**Your instructions**
Within the listing below, locate all lines containing the word "deine". Copy each one.

#### Available data ####

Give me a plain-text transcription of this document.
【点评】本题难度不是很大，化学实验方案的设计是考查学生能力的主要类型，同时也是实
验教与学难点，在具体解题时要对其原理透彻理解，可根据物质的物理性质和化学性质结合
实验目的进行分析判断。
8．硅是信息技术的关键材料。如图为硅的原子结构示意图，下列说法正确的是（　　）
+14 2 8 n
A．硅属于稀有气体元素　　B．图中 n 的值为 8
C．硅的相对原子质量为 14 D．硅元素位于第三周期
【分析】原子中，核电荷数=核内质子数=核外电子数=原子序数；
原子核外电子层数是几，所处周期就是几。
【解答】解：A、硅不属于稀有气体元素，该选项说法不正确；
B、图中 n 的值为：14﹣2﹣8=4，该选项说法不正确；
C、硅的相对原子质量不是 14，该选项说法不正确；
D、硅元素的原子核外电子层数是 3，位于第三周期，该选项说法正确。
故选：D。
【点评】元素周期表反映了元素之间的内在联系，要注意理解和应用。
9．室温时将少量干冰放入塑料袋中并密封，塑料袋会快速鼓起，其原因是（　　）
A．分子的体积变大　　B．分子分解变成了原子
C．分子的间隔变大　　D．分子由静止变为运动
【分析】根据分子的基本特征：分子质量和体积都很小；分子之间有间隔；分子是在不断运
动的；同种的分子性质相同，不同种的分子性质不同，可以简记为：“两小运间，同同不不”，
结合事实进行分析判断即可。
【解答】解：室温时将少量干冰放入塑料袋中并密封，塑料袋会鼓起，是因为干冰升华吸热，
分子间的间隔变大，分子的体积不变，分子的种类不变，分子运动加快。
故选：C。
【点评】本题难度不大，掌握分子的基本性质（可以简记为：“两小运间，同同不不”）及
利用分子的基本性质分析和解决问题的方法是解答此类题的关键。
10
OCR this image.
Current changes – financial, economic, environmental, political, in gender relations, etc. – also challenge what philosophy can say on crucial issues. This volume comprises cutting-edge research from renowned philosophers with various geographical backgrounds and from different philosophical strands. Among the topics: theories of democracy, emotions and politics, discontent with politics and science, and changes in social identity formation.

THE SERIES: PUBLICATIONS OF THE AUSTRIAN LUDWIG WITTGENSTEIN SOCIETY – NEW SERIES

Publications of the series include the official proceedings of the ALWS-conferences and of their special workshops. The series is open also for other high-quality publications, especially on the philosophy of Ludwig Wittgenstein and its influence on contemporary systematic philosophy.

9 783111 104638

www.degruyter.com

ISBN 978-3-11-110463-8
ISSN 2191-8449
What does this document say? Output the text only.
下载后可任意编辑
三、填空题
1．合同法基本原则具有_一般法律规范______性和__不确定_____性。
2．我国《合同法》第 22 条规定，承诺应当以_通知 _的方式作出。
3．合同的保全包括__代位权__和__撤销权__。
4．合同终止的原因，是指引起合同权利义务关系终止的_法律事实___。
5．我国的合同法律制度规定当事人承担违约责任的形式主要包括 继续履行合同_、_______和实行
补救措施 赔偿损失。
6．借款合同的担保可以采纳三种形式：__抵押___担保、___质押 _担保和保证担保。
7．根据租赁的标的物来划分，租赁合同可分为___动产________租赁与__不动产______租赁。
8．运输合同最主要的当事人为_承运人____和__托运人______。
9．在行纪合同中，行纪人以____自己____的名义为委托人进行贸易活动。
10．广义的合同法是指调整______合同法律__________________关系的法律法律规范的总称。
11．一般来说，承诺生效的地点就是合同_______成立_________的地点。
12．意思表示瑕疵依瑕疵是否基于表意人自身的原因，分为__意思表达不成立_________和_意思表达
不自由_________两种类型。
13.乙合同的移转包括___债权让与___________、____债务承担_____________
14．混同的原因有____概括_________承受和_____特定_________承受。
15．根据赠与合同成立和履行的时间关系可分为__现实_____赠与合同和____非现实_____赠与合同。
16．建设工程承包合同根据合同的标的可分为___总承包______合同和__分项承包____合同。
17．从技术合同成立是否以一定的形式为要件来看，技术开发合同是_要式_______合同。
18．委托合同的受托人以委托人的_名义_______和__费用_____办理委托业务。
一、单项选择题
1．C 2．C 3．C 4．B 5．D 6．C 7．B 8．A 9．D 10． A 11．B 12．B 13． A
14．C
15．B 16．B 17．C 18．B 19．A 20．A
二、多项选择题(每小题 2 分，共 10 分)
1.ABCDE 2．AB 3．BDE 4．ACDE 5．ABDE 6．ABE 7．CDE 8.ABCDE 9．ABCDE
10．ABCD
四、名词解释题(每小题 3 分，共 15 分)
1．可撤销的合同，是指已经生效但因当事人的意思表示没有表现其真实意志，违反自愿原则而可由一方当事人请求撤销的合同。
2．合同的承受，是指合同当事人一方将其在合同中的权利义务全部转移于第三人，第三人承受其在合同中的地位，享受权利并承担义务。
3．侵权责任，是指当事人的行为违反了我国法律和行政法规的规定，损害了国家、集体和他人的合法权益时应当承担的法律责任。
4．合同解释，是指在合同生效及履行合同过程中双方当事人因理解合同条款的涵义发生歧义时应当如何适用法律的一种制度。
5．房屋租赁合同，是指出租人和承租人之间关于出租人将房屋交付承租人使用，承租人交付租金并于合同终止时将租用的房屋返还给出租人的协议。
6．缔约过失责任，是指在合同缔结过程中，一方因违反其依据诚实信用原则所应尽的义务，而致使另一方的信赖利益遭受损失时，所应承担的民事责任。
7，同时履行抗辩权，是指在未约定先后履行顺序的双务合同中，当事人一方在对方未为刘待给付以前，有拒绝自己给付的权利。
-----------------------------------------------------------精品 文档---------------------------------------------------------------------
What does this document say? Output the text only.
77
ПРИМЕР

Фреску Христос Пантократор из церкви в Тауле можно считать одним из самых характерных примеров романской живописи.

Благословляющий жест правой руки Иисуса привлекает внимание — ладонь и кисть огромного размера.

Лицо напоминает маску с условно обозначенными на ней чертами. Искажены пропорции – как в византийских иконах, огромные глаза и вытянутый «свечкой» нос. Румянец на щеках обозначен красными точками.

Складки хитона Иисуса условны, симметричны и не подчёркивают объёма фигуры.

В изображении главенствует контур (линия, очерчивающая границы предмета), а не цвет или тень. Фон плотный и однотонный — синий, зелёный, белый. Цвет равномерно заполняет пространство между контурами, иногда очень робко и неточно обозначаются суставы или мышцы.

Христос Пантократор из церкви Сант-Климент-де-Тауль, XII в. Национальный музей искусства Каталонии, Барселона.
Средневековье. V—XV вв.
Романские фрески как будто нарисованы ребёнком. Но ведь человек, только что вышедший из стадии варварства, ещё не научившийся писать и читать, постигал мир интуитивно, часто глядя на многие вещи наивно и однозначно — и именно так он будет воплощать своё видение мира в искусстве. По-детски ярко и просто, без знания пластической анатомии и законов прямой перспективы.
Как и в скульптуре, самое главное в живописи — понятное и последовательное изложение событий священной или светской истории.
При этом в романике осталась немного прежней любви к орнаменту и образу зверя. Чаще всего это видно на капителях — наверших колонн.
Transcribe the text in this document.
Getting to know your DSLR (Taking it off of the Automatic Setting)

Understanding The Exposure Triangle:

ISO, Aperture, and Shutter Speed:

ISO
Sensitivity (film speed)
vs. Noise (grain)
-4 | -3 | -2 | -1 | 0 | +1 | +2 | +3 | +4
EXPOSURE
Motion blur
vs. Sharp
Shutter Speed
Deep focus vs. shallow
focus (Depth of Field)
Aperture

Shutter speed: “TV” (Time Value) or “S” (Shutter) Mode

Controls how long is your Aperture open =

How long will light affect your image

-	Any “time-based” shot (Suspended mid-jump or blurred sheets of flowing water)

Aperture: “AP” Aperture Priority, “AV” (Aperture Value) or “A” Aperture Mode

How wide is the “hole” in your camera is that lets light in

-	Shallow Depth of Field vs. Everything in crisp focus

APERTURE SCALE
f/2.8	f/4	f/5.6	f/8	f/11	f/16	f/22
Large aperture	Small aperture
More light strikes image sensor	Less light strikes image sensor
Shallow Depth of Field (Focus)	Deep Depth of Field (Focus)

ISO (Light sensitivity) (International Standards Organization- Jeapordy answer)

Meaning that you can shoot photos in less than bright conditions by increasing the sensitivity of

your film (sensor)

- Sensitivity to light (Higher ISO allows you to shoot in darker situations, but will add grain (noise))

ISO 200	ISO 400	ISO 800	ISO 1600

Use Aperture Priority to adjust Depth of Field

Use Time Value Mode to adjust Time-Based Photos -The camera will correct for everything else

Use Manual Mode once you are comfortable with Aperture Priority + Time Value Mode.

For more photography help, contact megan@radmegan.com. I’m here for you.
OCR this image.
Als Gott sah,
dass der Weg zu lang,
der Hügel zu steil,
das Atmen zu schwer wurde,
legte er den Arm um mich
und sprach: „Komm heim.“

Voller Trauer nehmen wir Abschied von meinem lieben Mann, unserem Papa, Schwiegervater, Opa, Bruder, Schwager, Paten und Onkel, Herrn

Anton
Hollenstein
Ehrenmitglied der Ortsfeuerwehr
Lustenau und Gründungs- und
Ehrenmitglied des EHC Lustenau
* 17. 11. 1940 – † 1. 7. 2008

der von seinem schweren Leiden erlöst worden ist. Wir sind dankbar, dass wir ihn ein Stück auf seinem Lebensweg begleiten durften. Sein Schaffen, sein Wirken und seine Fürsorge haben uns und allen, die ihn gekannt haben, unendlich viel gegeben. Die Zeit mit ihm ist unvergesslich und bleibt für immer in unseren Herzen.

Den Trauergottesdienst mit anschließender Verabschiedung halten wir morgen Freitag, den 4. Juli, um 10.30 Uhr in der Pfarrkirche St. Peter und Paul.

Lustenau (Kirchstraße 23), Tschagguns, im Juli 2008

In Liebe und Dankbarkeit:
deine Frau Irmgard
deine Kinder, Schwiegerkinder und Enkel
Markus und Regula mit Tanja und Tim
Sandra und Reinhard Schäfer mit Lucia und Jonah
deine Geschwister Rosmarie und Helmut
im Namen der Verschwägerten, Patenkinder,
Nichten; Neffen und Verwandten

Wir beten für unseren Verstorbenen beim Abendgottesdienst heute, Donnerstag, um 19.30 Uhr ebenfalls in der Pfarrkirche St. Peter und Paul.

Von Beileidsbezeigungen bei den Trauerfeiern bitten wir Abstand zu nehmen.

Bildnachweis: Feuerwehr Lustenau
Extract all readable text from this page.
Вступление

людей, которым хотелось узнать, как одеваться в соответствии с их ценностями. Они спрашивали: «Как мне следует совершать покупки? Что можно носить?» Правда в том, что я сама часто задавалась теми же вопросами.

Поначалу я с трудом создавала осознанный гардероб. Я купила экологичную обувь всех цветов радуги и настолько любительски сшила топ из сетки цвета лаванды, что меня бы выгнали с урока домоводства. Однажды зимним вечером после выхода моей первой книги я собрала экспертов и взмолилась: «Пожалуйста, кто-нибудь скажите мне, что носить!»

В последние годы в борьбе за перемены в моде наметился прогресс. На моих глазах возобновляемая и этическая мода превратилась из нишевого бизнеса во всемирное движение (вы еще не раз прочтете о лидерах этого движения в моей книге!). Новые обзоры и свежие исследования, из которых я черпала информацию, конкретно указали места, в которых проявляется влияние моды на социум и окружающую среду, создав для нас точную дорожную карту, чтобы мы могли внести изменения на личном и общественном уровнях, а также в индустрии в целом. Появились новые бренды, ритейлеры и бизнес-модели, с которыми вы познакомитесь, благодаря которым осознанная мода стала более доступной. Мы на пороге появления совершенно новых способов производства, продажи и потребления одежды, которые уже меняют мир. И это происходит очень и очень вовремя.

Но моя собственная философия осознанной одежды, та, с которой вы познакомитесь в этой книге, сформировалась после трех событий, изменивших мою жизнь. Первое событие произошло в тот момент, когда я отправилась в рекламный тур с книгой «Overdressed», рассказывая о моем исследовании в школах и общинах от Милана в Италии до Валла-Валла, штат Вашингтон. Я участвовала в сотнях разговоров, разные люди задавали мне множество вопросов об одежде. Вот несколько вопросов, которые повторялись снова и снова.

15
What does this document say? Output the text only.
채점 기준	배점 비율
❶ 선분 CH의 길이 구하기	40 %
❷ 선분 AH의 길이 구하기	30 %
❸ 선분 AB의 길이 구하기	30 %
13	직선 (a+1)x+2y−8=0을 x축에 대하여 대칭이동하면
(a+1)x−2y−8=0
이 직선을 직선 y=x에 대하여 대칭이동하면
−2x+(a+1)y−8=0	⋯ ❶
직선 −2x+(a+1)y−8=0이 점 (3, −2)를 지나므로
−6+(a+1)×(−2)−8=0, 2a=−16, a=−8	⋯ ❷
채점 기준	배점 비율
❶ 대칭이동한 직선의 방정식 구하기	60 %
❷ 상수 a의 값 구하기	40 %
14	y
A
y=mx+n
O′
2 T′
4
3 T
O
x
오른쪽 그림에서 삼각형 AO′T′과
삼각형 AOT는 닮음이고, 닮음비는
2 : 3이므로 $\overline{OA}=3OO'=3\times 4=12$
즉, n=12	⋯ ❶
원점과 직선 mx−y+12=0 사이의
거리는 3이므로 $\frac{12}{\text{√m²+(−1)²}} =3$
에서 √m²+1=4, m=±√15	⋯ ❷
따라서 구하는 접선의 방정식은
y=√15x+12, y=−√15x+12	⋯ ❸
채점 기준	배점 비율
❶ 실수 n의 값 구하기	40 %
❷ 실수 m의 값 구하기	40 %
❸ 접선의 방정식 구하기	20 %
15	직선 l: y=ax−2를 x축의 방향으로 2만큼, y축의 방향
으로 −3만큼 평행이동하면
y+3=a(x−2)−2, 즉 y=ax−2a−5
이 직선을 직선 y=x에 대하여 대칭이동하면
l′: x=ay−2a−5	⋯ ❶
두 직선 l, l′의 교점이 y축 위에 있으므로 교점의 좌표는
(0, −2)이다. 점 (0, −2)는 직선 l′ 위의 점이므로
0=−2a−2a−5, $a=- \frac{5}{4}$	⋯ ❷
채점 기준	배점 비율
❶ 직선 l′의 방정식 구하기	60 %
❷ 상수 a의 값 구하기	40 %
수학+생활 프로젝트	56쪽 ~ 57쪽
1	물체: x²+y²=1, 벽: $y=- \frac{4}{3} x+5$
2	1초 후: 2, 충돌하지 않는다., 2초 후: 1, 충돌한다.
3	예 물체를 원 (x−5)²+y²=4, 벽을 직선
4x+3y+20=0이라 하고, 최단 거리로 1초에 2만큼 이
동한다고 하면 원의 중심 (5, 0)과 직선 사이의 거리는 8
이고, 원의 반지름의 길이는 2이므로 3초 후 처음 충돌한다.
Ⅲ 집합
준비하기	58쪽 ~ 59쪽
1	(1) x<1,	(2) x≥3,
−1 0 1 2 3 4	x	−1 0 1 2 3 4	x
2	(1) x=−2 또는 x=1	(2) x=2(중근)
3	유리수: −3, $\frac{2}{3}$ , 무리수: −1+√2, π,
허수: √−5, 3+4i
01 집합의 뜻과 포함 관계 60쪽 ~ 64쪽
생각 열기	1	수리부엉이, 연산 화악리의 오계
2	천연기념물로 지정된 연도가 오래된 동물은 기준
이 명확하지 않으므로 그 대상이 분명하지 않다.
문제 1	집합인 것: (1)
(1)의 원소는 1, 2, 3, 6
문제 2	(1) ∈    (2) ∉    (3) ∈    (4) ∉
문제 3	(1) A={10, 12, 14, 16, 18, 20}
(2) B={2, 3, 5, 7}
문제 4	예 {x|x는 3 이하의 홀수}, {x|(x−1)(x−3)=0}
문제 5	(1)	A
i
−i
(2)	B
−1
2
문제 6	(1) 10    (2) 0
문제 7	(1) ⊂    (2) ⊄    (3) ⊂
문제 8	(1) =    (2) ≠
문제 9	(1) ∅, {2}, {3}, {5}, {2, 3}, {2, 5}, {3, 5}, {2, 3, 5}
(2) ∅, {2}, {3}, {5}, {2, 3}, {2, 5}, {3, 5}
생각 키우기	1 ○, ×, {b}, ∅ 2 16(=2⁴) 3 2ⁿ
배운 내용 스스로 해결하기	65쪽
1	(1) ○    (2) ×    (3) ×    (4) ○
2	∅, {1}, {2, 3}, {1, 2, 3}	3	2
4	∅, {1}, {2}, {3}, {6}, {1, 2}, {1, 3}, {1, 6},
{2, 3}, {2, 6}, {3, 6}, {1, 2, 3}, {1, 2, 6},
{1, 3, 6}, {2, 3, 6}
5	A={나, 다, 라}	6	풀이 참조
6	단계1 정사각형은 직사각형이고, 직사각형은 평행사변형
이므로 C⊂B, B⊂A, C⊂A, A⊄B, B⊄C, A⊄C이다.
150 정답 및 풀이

####

**The output**
deine Frau Irmgard
deine Kinder, Schwiegerkinder und Enkel
deine Geschwister Rosmarie und Helmut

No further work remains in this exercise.